Exercise requirements: Locate each line of the material that contains "Delta", then return it.

Data section:

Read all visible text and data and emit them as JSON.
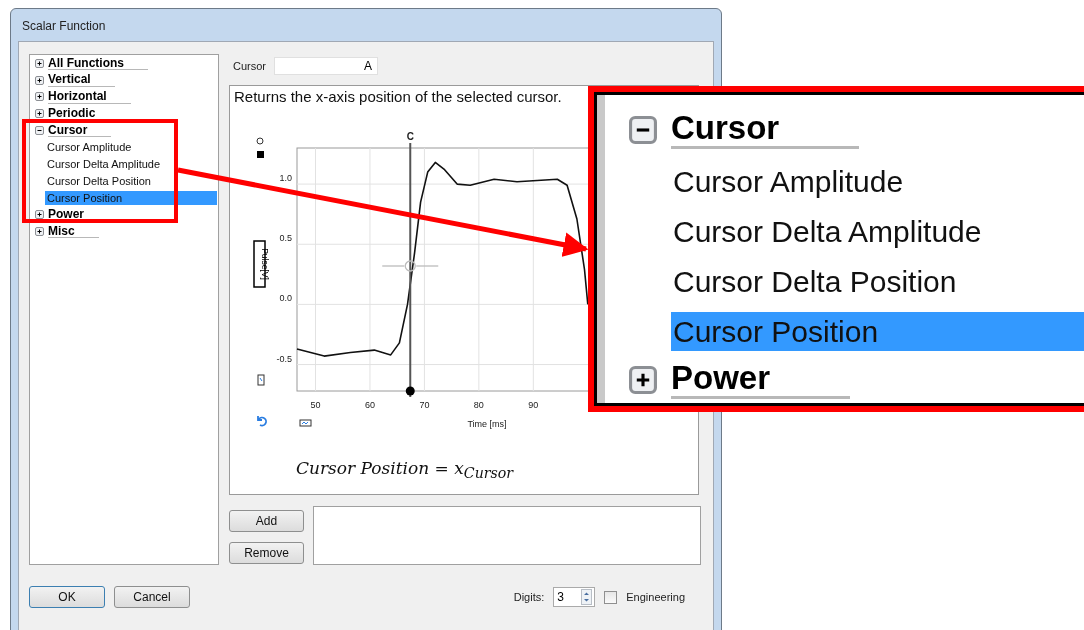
{
  "window": {
    "title": "Scalar Function"
  },
  "tree": {
    "items": [
      {
        "label": "All Functions",
        "expanded": false,
        "selected": false
      },
      {
        "label": "Vertical",
        "expanded": false,
        "selected": false
      },
      {
        "label": "Horizontal",
        "expanded": false,
        "selected": false
      },
      {
        "label": "Periodic",
        "expanded": false,
        "selected": false
      },
      {
        "label": "Cursor",
        "expanded": true,
        "selected": false,
        "children": [
          {
            "label": "Cursor Amplitude",
            "selected": false
          },
          {
            "label": "Cursor Delta Amplitude",
            "selected": false
          },
          {
            "label": "Cursor Delta Position",
            "selected": false
          },
          {
            "label": "Cursor Position",
            "selected": true
          }
        ]
      },
      {
        "label": "Power",
        "expanded": false,
        "selected": false
      },
      {
        "label": "Misc",
        "expanded": false,
        "selected": false
      }
    ]
  },
  "cursor_field": {
    "label": "Cursor",
    "value": "A"
  },
  "description": "Returns the x-axis position of the selected cursor.",
  "chart": {
    "chart_data": {
      "type": "line",
      "grid": true,
      "xlabel": "Time [ms]",
      "ylabel": "Pulse[V]",
      "ref_lines": [
        {
          "axis": "x",
          "value": 67.4,
          "label": "C"
        }
      ],
      "x": [
        46.6,
        51.6,
        56.4,
        60.8,
        63.8,
        65.4,
        66.9,
        68.2,
        69.3,
        70.6,
        72,
        73.7,
        76,
        78.4,
        82.8,
        87,
        90.7,
        94.4,
        96.2,
        98,
        99.4,
        100
      ],
      "series": [
        {
          "color": "#111111",
          "values": [
            -0.37,
            -0.43,
            -0.4,
            -0.38,
            -0.42,
            -0.32,
            0,
            0.43,
            0.85,
            1.1,
            1.18,
            1.12,
            1,
            0.99,
            1.04,
            1.02,
            1.03,
            1.04,
            0.99,
            0.71,
            0.29,
            0
          ]
        }
      ],
      "xlim": [
        46.6,
        105
      ],
      "ylim": [
        -0.72,
        1.3
      ],
      "xticks": [
        50,
        60,
        70,
        80,
        90
      ],
      "yticks": [
        {
          "value": 1,
          "label": "1.0"
        },
        {
          "value": 0.5,
          "label": "0.5"
        },
        {
          "value": 0,
          "label": "0.0"
        },
        {
          "value": -0.5,
          "label": "-0.5"
        }
      ]
    }
  },
  "formula": "Cursor Position = x$_{Cursor}$",
  "buttons": [
    {
      "label": "Add"
    },
    {
      "label": "Remove"
    }
  ],
  "footer": {
    "ok": "OK",
    "cancel": "Cancel",
    "digits_label": "Digits:",
    "digits_value": "3",
    "engineering": {
      "label": "Engineering",
      "checked": false
    }
  },
  "callout": {
    "items": [
      {
        "kind": "group",
        "label": "Cursor",
        "expanded": true,
        "selected": false
      },
      {
        "kind": "item",
        "label": "Cursor Amplitude",
        "selected": false
      },
      {
        "kind": "item",
        "label": "Cursor Delta Amplitude",
        "selected": false
      },
      {
        "kind": "item",
        "label": "Cursor Delta Position",
        "selected": false
      },
      {
        "kind": "item",
        "label": "Cursor Position",
        "selected": true
      },
      {
        "kind": "group",
        "label": "Power",
        "expanded": false,
        "selected": false
      }
    ]
  }
}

In response:
            "label": "Cursor Delta Amplitude",
            "label": "Cursor Delta Position",
        "label": "Cursor Delta Amplitude",
        "label": "Cursor Delta Position",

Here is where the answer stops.